▶ _Stated exercise_:
Extract and list every line that contains the word "Maha".

[Saved data entries]

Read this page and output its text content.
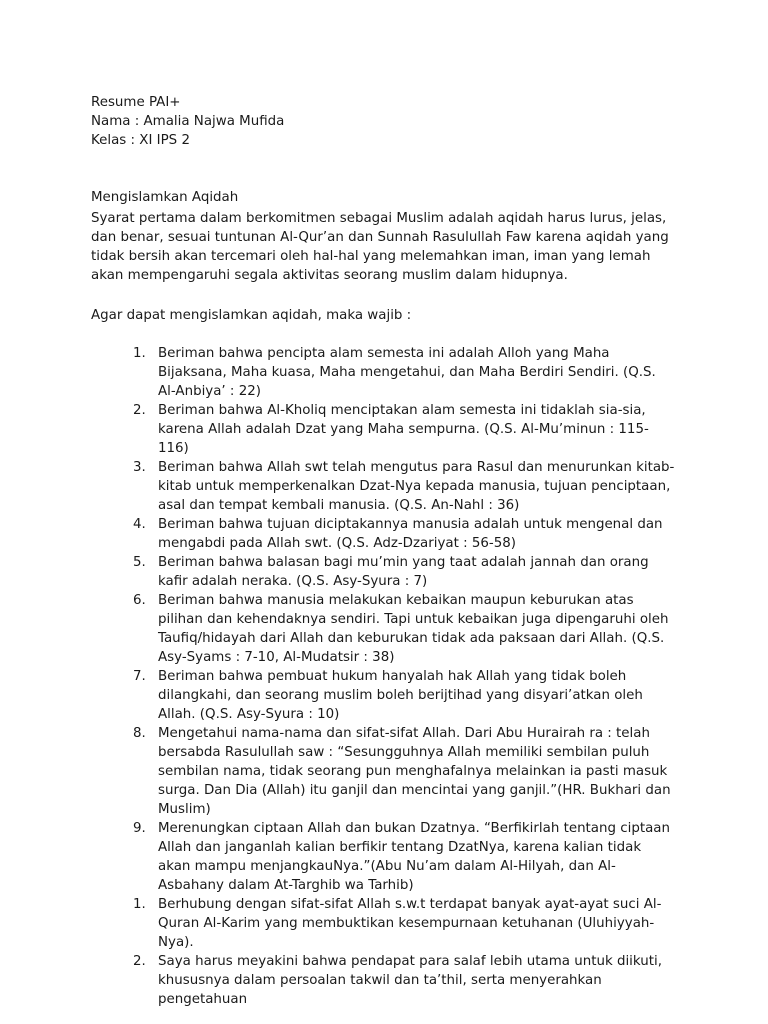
Resume PAI+
Nama : Amalia Najwa Mufida
Kelas : XI IPS 2
Mengislamkan Aqidah
Syarat pertama dalam berkomitmen sebagai Muslim adalah aqidah harus lurus, jelas, dan benar, sesuai tuntunan Al-Qur’an dan Sunnah Rasulullah Faw karena aqidah yang tidak bersih akan tercemari oleh hal-hal yang melemahkan iman, iman yang lemah akan mempengaruhi segala aktivitas seorang muslim dalam hidupnya.
Agar dapat mengislamkan aqidah, maka wajib :
1. Beriman bahwa pencipta alam semesta ini adalah Alloh yang Maha Bijaksana, Maha kuasa, Maha mengetahui, dan Maha Berdiri Sendiri. (Q.S. Al-Anbiya’ : 22)
2. Beriman bahwa Al-Kholiq menciptakan alam semesta ini tidaklah sia-sia, karena Allah adalah Dzat yang Maha sempurna. (Q.S. Al-Mu’minun : 115-116)
3. Beriman bahwa Allah swt telah mengutus para Rasul dan menurunkan kitab-kitab untuk memperkenalkan Dzat-Nya kepada manusia, tujuan penciptaan, asal dan tempat kembali manusia. (Q.S. An-Nahl : 36)
4. Beriman bahwa tujuan diciptakannya manusia adalah untuk mengenal dan mengabdi pada Allah swt. (Q.S. Adz-Dzariyat : 56-58)
5. Beriman bahwa balasan bagi mu’min yang taat adalah jannah dan orang kafir adalah neraka. (Q.S. Asy-Syura : 7)
6. Beriman bahwa manusia melakukan kebaikan maupun keburukan atas pilihan dan kehendaknya sendiri. Tapi untuk kebaikan juga dipengaruhi oleh Taufiq/hidayah dari Allah dan keburukan tidak ada paksaan dari Allah. (Q.S. Asy-Syams : 7-10, Al-Mudatsir : 38)
7. Beriman bahwa pembuat hukum hanyalah hak Allah yang tidak boleh dilangkahi, dan seorang muslim boleh berijtihad yang disyari’atkan oleh Allah. (Q.S. Asy-Syura : 10)
8. Mengetahui nama-nama dan sifat-sifat Allah. Dari Abu Hurairah ra : telah bersabda Rasulullah saw : “Sesungguhnya Allah memiliki sembilan puluh sembilan nama, tidak seorang pun menghafalnya melainkan ia pasti masuk surga. Dan Dia (Allah) itu ganjil dan mencintai yang ganjil.”(HR. Bukhari dan Muslim)
9. Merenungkan ciptaan Allah dan bukan Dzatnya. “Berfikirlah tentang ciptaan Allah dan janganlah kalian berfikir tentang DzatNya, karena kalian tidak akan mampu menjangkauNya.”(Abu Nu’am dalam Al-Hilyah, dan Al-Asbahany dalam At-Targhib wa Tarhib)
1. Berhubung dengan sifat-sifat Allah s.w.t terdapat banyak ayat-ayat suci Al-Quran Al-Karim yang membuktikan kesempurnaan ketuhanan (Uluhiyyah-Nya).
2. Saya harus meyakini bahwa pendapat para salaf lebih utama untuk diikuti, khususnya dalam persoalan takwil dan ta’thil, serta menyerahkan pengetahuan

▶ _Final result_:
1. Beriman bahwa pencipta alam semesta ini adalah Alloh yang Maha Bijaksana, Maha kuasa, Maha mengetahui, dan Maha Berdiri Sendiri. (Q.S. Al-Anbiya’ : 22)
2. Beriman bahwa Al-Kholiq menciptakan alam semesta ini tidaklah sia-sia, karena Allah adalah Dzat yang Maha sempurna. (Q.S. Al-Mu’minun : 115-116)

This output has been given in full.